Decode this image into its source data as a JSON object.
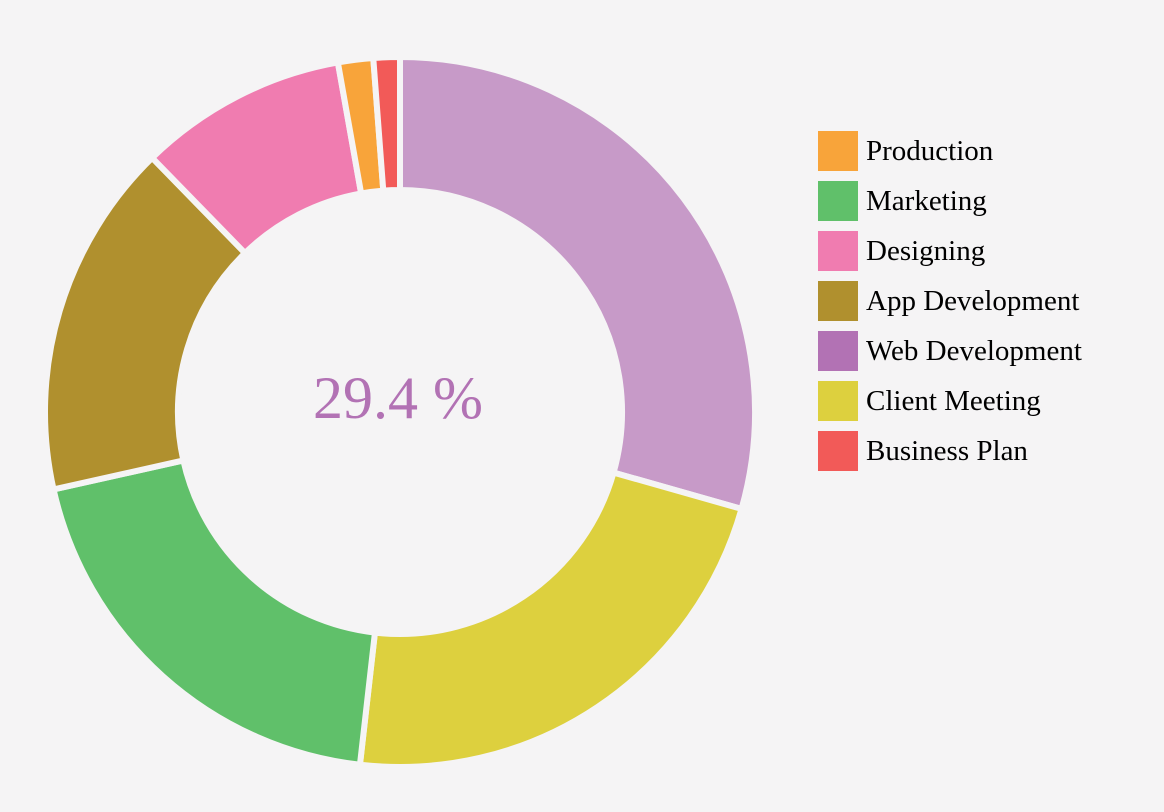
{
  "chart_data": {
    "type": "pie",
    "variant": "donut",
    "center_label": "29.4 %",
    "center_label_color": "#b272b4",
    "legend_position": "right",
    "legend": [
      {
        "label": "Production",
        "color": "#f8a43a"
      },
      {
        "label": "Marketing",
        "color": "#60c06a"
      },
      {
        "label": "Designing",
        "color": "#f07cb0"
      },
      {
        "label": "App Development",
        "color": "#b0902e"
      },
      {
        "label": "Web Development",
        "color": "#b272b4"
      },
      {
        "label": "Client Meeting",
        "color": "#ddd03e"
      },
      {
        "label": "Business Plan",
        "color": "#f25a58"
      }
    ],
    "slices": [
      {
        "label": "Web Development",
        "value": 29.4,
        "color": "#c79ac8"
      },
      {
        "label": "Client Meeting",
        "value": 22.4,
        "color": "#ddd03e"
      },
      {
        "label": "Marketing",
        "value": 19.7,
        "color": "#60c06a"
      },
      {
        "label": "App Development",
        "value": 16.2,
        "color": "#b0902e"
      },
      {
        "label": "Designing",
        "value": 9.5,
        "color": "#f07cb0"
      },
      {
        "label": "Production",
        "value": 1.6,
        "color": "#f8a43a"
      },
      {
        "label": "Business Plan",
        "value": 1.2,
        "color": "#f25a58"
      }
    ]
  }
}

* * *

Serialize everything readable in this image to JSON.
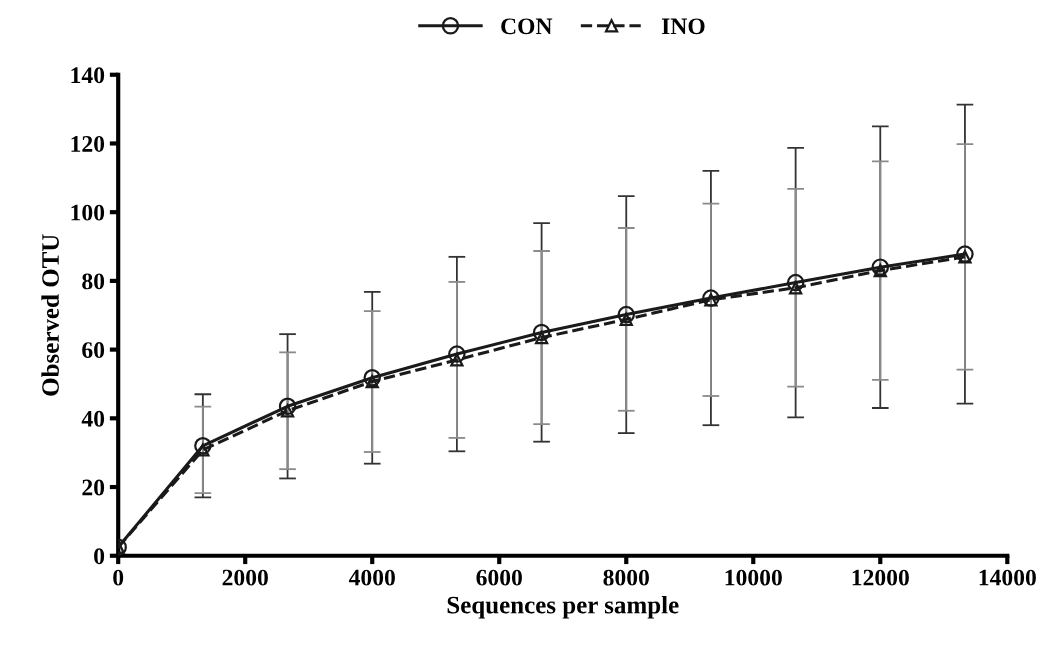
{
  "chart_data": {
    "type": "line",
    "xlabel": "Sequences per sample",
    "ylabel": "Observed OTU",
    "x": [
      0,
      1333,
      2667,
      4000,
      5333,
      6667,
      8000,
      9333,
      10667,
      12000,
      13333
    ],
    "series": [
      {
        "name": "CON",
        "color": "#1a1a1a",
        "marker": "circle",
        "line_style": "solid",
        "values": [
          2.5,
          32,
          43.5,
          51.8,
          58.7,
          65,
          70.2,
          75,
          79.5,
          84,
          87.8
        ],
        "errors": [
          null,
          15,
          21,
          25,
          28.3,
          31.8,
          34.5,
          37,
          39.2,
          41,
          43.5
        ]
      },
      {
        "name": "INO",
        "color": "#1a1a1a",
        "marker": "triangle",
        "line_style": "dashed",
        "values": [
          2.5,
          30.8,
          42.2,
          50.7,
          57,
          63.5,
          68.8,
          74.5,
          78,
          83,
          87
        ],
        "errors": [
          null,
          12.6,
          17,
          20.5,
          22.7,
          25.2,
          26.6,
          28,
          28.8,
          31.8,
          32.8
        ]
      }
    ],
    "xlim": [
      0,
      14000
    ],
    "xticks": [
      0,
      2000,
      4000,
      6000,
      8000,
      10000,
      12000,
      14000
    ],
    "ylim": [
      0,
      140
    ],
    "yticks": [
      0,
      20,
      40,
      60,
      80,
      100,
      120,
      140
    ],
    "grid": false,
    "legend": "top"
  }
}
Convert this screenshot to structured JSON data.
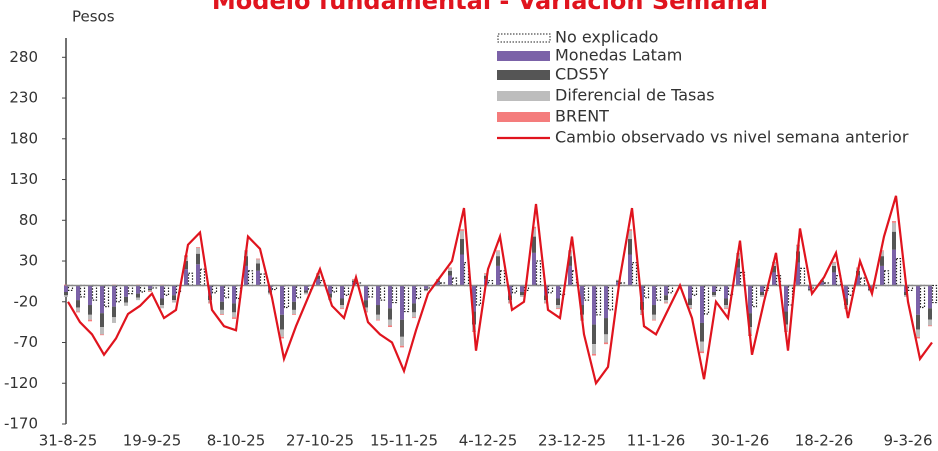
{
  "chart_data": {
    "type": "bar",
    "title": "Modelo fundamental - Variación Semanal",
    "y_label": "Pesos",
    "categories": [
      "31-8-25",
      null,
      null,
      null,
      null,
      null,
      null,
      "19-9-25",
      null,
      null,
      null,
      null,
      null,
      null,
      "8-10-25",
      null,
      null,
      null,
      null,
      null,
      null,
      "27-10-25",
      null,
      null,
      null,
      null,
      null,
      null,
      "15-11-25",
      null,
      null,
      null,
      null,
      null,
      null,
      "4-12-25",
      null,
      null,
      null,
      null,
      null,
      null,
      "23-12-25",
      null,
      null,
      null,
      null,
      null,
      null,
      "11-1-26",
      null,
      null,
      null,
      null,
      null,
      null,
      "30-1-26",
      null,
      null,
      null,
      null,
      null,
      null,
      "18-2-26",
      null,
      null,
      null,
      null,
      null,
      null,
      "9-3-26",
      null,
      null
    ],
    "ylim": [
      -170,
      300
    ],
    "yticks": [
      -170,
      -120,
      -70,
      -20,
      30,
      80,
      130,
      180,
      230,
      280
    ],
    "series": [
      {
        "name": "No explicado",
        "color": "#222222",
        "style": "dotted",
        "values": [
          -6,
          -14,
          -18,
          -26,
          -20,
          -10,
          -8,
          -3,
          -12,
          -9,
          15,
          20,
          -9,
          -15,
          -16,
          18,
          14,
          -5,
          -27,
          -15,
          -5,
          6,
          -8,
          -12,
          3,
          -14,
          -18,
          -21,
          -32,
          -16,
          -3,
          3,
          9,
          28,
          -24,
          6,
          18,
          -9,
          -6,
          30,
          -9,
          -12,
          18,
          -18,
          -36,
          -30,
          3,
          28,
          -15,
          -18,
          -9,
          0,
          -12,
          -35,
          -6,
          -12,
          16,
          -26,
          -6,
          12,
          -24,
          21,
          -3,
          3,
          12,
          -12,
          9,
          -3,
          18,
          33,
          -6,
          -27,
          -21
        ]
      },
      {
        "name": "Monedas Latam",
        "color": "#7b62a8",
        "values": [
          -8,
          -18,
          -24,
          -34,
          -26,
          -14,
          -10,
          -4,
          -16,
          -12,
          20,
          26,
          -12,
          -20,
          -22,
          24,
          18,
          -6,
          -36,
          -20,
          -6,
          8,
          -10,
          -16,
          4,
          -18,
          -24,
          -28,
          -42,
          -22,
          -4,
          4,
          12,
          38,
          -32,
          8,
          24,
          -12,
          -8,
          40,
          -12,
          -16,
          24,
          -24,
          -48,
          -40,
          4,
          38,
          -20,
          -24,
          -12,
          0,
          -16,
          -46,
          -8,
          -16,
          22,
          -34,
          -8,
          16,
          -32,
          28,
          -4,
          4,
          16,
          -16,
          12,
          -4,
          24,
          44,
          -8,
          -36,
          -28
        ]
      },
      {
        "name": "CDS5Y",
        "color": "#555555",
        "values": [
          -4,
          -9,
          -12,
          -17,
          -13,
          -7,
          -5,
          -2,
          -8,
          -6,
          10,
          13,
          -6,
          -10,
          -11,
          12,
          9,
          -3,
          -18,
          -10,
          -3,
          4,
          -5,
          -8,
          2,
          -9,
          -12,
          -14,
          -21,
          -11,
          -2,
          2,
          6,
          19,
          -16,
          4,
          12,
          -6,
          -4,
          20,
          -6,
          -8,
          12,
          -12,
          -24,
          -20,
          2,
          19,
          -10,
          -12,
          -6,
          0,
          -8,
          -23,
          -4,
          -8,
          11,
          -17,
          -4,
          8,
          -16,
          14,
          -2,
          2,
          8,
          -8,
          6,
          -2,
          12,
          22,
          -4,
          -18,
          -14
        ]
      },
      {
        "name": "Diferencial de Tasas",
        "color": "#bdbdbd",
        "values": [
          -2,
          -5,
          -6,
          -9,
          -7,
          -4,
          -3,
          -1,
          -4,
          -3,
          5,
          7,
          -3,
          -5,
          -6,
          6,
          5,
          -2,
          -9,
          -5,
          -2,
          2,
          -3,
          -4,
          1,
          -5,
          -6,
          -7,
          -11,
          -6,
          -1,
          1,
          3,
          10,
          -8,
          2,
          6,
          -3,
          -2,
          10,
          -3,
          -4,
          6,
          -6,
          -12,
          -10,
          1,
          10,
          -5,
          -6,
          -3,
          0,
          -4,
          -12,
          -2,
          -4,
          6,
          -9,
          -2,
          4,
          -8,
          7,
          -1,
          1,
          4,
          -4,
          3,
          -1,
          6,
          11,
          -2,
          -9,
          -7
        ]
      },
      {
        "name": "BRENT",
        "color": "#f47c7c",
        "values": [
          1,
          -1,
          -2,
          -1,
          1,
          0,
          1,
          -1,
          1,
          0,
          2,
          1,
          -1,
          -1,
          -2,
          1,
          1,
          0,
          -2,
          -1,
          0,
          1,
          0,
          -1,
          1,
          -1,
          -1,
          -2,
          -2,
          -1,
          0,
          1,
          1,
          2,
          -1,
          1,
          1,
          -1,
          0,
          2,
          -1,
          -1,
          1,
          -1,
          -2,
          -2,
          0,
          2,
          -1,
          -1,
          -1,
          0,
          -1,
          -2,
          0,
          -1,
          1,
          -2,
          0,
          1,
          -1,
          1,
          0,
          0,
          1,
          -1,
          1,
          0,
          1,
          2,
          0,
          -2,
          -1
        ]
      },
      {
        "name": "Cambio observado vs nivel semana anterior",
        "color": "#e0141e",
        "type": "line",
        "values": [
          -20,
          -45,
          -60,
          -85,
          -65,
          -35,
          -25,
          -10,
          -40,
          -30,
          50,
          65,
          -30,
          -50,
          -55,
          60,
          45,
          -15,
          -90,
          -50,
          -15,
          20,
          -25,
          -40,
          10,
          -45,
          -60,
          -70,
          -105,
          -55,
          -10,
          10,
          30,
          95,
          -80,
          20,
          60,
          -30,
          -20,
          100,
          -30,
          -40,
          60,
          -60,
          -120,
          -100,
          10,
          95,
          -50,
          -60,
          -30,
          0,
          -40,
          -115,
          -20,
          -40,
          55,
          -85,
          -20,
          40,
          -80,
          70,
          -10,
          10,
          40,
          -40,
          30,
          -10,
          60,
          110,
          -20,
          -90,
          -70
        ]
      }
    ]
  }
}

==

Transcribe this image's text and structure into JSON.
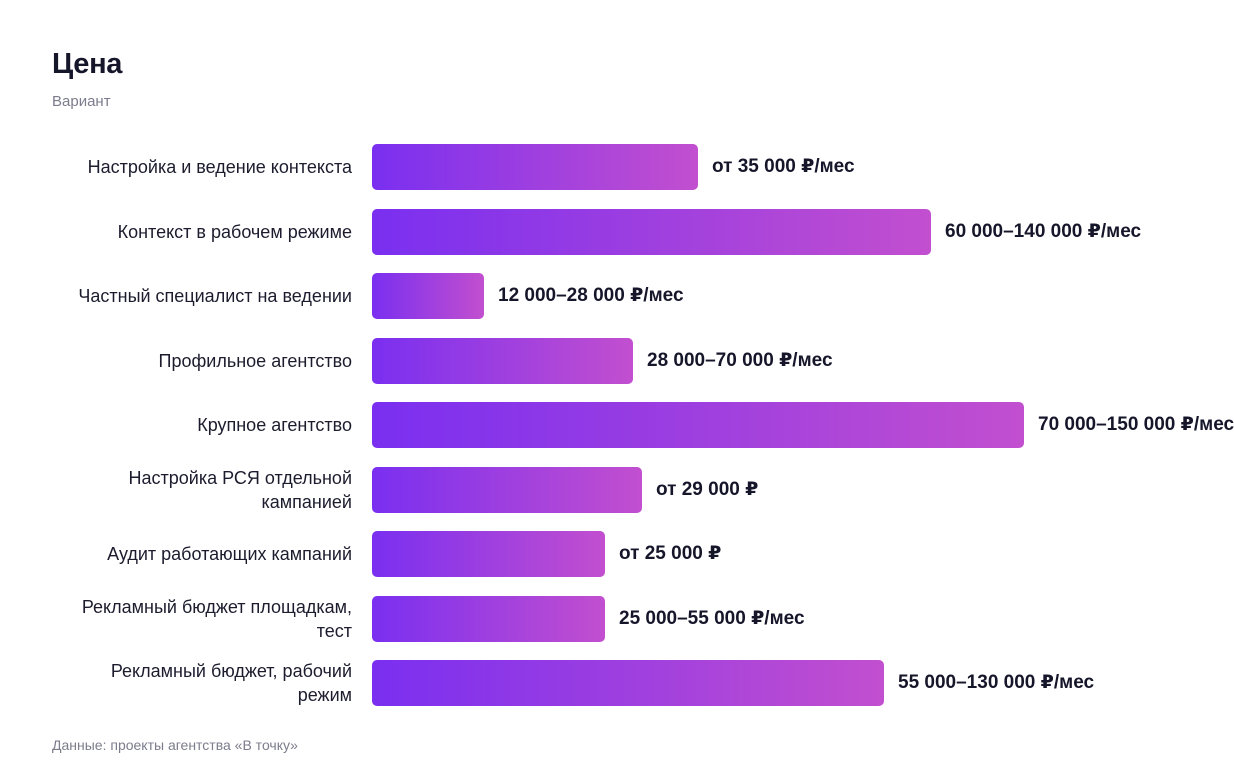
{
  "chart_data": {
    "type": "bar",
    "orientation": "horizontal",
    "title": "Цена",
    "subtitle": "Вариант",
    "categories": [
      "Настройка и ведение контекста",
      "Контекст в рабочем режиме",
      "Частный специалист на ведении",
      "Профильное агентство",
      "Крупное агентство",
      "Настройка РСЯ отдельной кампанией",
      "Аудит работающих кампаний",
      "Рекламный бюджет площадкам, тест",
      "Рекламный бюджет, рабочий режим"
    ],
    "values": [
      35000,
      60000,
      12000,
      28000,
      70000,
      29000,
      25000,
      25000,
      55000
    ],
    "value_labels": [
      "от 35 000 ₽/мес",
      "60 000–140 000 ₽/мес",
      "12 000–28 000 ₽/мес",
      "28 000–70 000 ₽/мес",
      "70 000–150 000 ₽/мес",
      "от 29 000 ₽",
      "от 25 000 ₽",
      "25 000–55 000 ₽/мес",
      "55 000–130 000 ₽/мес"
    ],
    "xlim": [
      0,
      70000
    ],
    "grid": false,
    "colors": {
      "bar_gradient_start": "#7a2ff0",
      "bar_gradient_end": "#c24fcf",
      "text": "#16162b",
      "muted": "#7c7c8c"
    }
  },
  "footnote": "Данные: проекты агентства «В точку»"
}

What to produce → Search the records above for "бюджет". Copy each line where it is found.

Written reply →
      "Рекламный бюджет площадкам, тест",
      "Рекламный бюджет, рабочий режим"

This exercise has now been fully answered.